--- start of Extracted material ---

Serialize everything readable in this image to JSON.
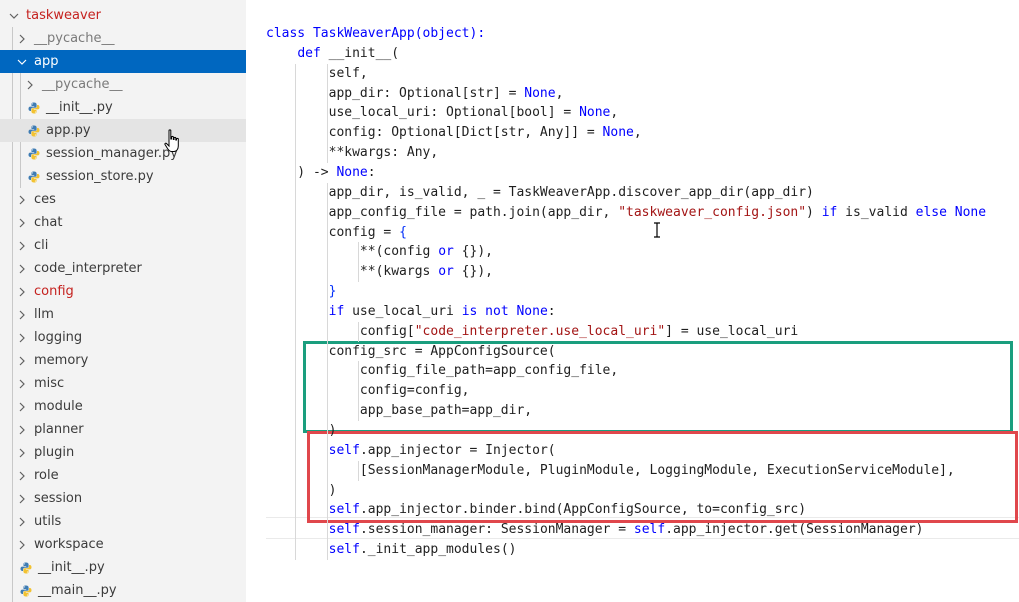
{
  "explorer": {
    "items": [
      {
        "label": "taskweaver",
        "kind": "folder-open",
        "depth": 0,
        "modified": true
      },
      {
        "label": "__pycache__",
        "kind": "folder",
        "depth": 1,
        "muted": true
      },
      {
        "label": "app",
        "kind": "folder-open",
        "depth": 1,
        "selected": true
      },
      {
        "label": "__pycache__",
        "kind": "folder",
        "depth": 2,
        "muted": true
      },
      {
        "label": "__init__.py",
        "kind": "file",
        "depth": 2
      },
      {
        "label": "app.py",
        "kind": "file",
        "depth": 2,
        "hover": true
      },
      {
        "label": "session_manager.py",
        "kind": "file",
        "depth": 2
      },
      {
        "label": "session_store.py",
        "kind": "file",
        "depth": 2
      },
      {
        "label": "ces",
        "kind": "folder",
        "depth": 1
      },
      {
        "label": "chat",
        "kind": "folder",
        "depth": 1
      },
      {
        "label": "cli",
        "kind": "folder",
        "depth": 1
      },
      {
        "label": "code_interpreter",
        "kind": "folder",
        "depth": 1
      },
      {
        "label": "config",
        "kind": "folder",
        "depth": 1,
        "modified": true
      },
      {
        "label": "llm",
        "kind": "folder",
        "depth": 1
      },
      {
        "label": "logging",
        "kind": "folder",
        "depth": 1
      },
      {
        "label": "memory",
        "kind": "folder",
        "depth": 1
      },
      {
        "label": "misc",
        "kind": "folder",
        "depth": 1
      },
      {
        "label": "module",
        "kind": "folder",
        "depth": 1
      },
      {
        "label": "planner",
        "kind": "folder",
        "depth": 1
      },
      {
        "label": "plugin",
        "kind": "folder",
        "depth": 1
      },
      {
        "label": "role",
        "kind": "folder",
        "depth": 1
      },
      {
        "label": "session",
        "kind": "folder",
        "depth": 1
      },
      {
        "label": "utils",
        "kind": "folder",
        "depth": 1
      },
      {
        "label": "workspace",
        "kind": "folder",
        "depth": 1
      },
      {
        "label": "__init__.py",
        "kind": "file",
        "depth": 1
      },
      {
        "label": "__main__.py",
        "kind": "file",
        "depth": 1
      }
    ]
  },
  "editor": {
    "lines": [
      [
        [
          "class TaskWeaverApp(object):",
          "k"
        ]
      ],
      [
        [
          "    ",
          ""
        ],
        [
          "def",
          "k"
        ],
        [
          " __init__(",
          ""
        ]
      ],
      [
        [
          "        self,",
          ""
        ]
      ],
      [
        [
          "        app_dir: Optional[str] = ",
          ""
        ],
        [
          "None",
          "k"
        ],
        [
          ",",
          ""
        ]
      ],
      [
        [
          "        use_local_uri: Optional[bool] = ",
          ""
        ],
        [
          "None",
          "k"
        ],
        [
          ",",
          ""
        ]
      ],
      [
        [
          "        config: Optional[Dict[str, Any]] = ",
          ""
        ],
        [
          "None",
          "k"
        ],
        [
          ",",
          ""
        ]
      ],
      [
        [
          "        **kwargs: Any,",
          ""
        ]
      ],
      [
        [
          "    ) -> ",
          ""
        ],
        [
          "None",
          "k"
        ],
        [
          ":",
          ""
        ]
      ],
      [
        [
          "        app_dir, is_valid, _ = TaskWeaverApp.discover_app_dir(app_dir)",
          ""
        ]
      ],
      [
        [
          "        app_config_file = path.join(app_dir, ",
          ""
        ],
        [
          "\"taskweaver_config.json\"",
          "s"
        ],
        [
          ") ",
          ""
        ],
        [
          "if",
          "k"
        ],
        [
          " is_valid ",
          ""
        ],
        [
          "else",
          "k"
        ],
        [
          " ",
          ""
        ],
        [
          "None",
          "k"
        ]
      ],
      [
        [
          "        config = ",
          ""
        ],
        [
          "{",
          "b"
        ]
      ],
      [
        [
          "            **(config ",
          ""
        ],
        [
          "or",
          "k"
        ],
        [
          " {}),",
          ""
        ]
      ],
      [
        [
          "            **(kwargs ",
          ""
        ],
        [
          "or",
          "k"
        ],
        [
          " {}),",
          ""
        ]
      ],
      [
        [
          "        ",
          ""
        ],
        [
          "}",
          "b"
        ]
      ],
      [
        [
          "        ",
          ""
        ],
        [
          "if",
          "k"
        ],
        [
          " use_local_uri ",
          ""
        ],
        [
          "is not",
          "k"
        ],
        [
          " ",
          ""
        ],
        [
          "None",
          "k"
        ],
        [
          ":",
          ""
        ]
      ],
      [
        [
          "            config[",
          ""
        ],
        [
          "\"code_interpreter.use_local_uri\"",
          "s"
        ],
        [
          "] = use_local_uri",
          ""
        ]
      ],
      [
        [
          "        config_src = AppConfigSource(",
          ""
        ]
      ],
      [
        [
          "            config_file_path=app_config_file,",
          ""
        ]
      ],
      [
        [
          "            config=config,",
          ""
        ]
      ],
      [
        [
          "            app_base_path=app_dir,",
          ""
        ]
      ],
      [
        [
          "        )",
          ""
        ]
      ],
      [
        [
          "        ",
          ""
        ],
        [
          "self",
          "k"
        ],
        [
          ".app_injector = Injector(",
          ""
        ]
      ],
      [
        [
          "            [SessionManagerModule, PluginModule, LoggingModule, ExecutionServiceModule],",
          ""
        ]
      ],
      [
        [
          "        )",
          ""
        ]
      ],
      [
        [
          "        ",
          ""
        ],
        [
          "self",
          "k"
        ],
        [
          ".app_injector.binder.bind(AppConfigSource, to=config_src)",
          ""
        ]
      ],
      [
        [
          "        ",
          ""
        ],
        [
          "self",
          "k"
        ],
        [
          ".session_manager: SessionManager = ",
          ""
        ],
        [
          "self",
          "k"
        ],
        [
          ".app_injector.get(SessionManager)",
          ""
        ]
      ],
      [
        [
          "        ",
          ""
        ],
        [
          "self",
          "k"
        ],
        [
          "._init_app_modules()",
          ""
        ]
      ]
    ]
  },
  "highlights": {
    "green_box_color": "#1a9e7e",
    "red_box_color": "#e0474c"
  },
  "colors": {
    "keyword": "#0000ff",
    "string": "#a31515",
    "selection": "#0067c0"
  }
}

--- end of Extracted material ---

Extract the entries in full, exactly as they are, minus the pictures.

> _Solution for this task_
Serialize everything readable in this image to JSON.
{
  "explorer": {
    "items": [
      {
        "label": "taskweaver",
        "kind": "folder-open",
        "depth": 0,
        "modified": true
      },
      {
        "label": "__pycache__",
        "kind": "folder",
        "depth": 1,
        "muted": true
      },
      {
        "label": "app",
        "kind": "folder-open",
        "depth": 1,
        "selected": true
      },
      {
        "label": "__pycache__",
        "kind": "folder",
        "depth": 2,
        "muted": true
      },
      {
        "label": "__init__.py",
        "kind": "file",
        "depth": 2
      },
      {
        "label": "app.py",
        "kind": "file",
        "depth": 2,
        "hover": true
      },
      {
        "label": "session_manager.py",
        "kind": "file",
        "depth": 2
      },
      {
        "label": "session_store.py",
        "kind": "file",
        "depth": 2
      },
      {
        "label": "ces",
        "kind": "folder",
        "depth": 1
      },
      {
        "label": "chat",
        "kind": "folder",
        "depth": 1
      },
      {
        "label": "cli",
        "kind": "folder",
        "depth": 1
      },
      {
        "label": "code_interpreter",
        "kind": "folder",
        "depth": 1
      },
      {
        "label": "config",
        "kind": "folder",
        "depth": 1,
        "modified": true
      },
      {
        "label": "llm",
        "kind": "folder",
        "depth": 1
      },
      {
        "label": "logging",
        "kind": "folder",
        "depth": 1
      },
      {
        "label": "memory",
        "kind": "folder",
        "depth": 1
      },
      {
        "label": "misc",
        "kind": "folder",
        "depth": 1
      },
      {
        "label": "module",
        "kind": "folder",
        "depth": 1
      },
      {
        "label": "planner",
        "kind": "folder",
        "depth": 1
      },
      {
        "label": "plugin",
        "kind": "folder",
        "depth": 1
      },
      {
        "label": "role",
        "kind": "folder",
        "depth": 1
      },
      {
        "label": "session",
        "kind": "folder",
        "depth": 1
      },
      {
        "label": "utils",
        "kind": "folder",
        "depth": 1
      },
      {
        "label": "workspace",
        "kind": "folder",
        "depth": 1
      },
      {
        "label": "__init__.py",
        "kind": "file",
        "depth": 1
      },
      {
        "label": "__main__.py",
        "kind": "file",
        "depth": 1
      }
    ]
  },
  "editor": {
    "lines": [
      [
        [
          "class TaskWeaverApp(object):",
          "k"
        ]
      ],
      [
        [
          "    ",
          ""
        ],
        [
          "def",
          "k"
        ],
        [
          " __init__(",
          ""
        ]
      ],
      [
        [
          "        self,",
          ""
        ]
      ],
      [
        [
          "        app_dir: Optional[str] = ",
          ""
        ],
        [
          "None",
          "k"
        ],
        [
          ",",
          ""
        ]
      ],
      [
        [
          "        use_local_uri: Optional[bool] = ",
          ""
        ],
        [
          "None",
          "k"
        ],
        [
          ",",
          ""
        ]
      ],
      [
        [
          "        config: Optional[Dict[str, Any]] = ",
          ""
        ],
        [
          "None",
          "k"
        ],
        [
          ",",
          ""
        ]
      ],
      [
        [
          "        **kwargs: Any,",
          ""
        ]
      ],
      [
        [
          "    ) -> ",
          ""
        ],
        [
          "None",
          "k"
        ],
        [
          ":",
          ""
        ]
      ],
      [
        [
          "        app_dir, is_valid, _ = TaskWeaverApp.discover_app_dir(app_dir)",
          ""
        ]
      ],
      [
        [
          "        app_config_file = path.join(app_dir, ",
          ""
        ],
        [
          "\"taskweaver_config.json\"",
          "s"
        ],
        [
          ") ",
          ""
        ],
        [
          "if",
          "k"
        ],
        [
          " is_valid ",
          ""
        ],
        [
          "else",
          "k"
        ],
        [
          " ",
          ""
        ],
        [
          "None",
          "k"
        ]
      ],
      [
        [
          "        config = ",
          ""
        ],
        [
          "{",
          "b"
        ]
      ],
      [
        [
          "            **(config ",
          ""
        ],
        [
          "or",
          "k"
        ],
        [
          " {}),",
          ""
        ]
      ],
      [
        [
          "            **(kwargs ",
          ""
        ],
        [
          "or",
          "k"
        ],
        [
          " {}),",
          ""
        ]
      ],
      [
        [
          "        ",
          ""
        ],
        [
          "}",
          "b"
        ]
      ],
      [
        [
          "        ",
          ""
        ],
        [
          "if",
          "k"
        ],
        [
          " use_local_uri ",
          ""
        ],
        [
          "is not",
          "k"
        ],
        [
          " ",
          ""
        ],
        [
          "None",
          "k"
        ],
        [
          ":",
          ""
        ]
      ],
      [
        [
          "            config[",
          ""
        ],
        [
          "\"code_interpreter.use_local_uri\"",
          "s"
        ],
        [
          "] = use_local_uri",
          ""
        ]
      ],
      [
        [
          "        config_src = AppConfigSource(",
          ""
        ]
      ],
      [
        [
          "            config_file_path=app_config_file,",
          ""
        ]
      ],
      [
        [
          "            config=config,",
          ""
        ]
      ],
      [
        [
          "            app_base_path=app_dir,",
          ""
        ]
      ],
      [
        [
          "        )",
          ""
        ]
      ],
      [
        [
          "        ",
          ""
        ],
        [
          "self",
          "k"
        ],
        [
          ".app_injector = Injector(",
          ""
        ]
      ],
      [
        [
          "            [SessionManagerModule, PluginModule, LoggingModule, ExecutionServiceModule],",
          ""
        ]
      ],
      [
        [
          "        )",
          ""
        ]
      ],
      [
        [
          "        ",
          ""
        ],
        [
          "self",
          "k"
        ],
        [
          ".app_injector.binder.bind(AppConfigSource, to=config_src)",
          ""
        ]
      ],
      [
        [
          "        ",
          ""
        ],
        [
          "self",
          "k"
        ],
        [
          ".session_manager: SessionManager = ",
          ""
        ],
        [
          "self",
          "k"
        ],
        [
          ".app_injector.get(SessionManager)",
          ""
        ]
      ],
      [
        [
          "        ",
          ""
        ],
        [
          "self",
          "k"
        ],
        [
          "._init_app_modules()",
          ""
        ]
      ]
    ]
  },
  "highlights": {
    "green_box_color": "#1a9e7e",
    "red_box_color": "#e0474c"
  },
  "colors": {
    "keyword": "#0000ff",
    "string": "#a31515",
    "selection": "#0067c0"
  }
}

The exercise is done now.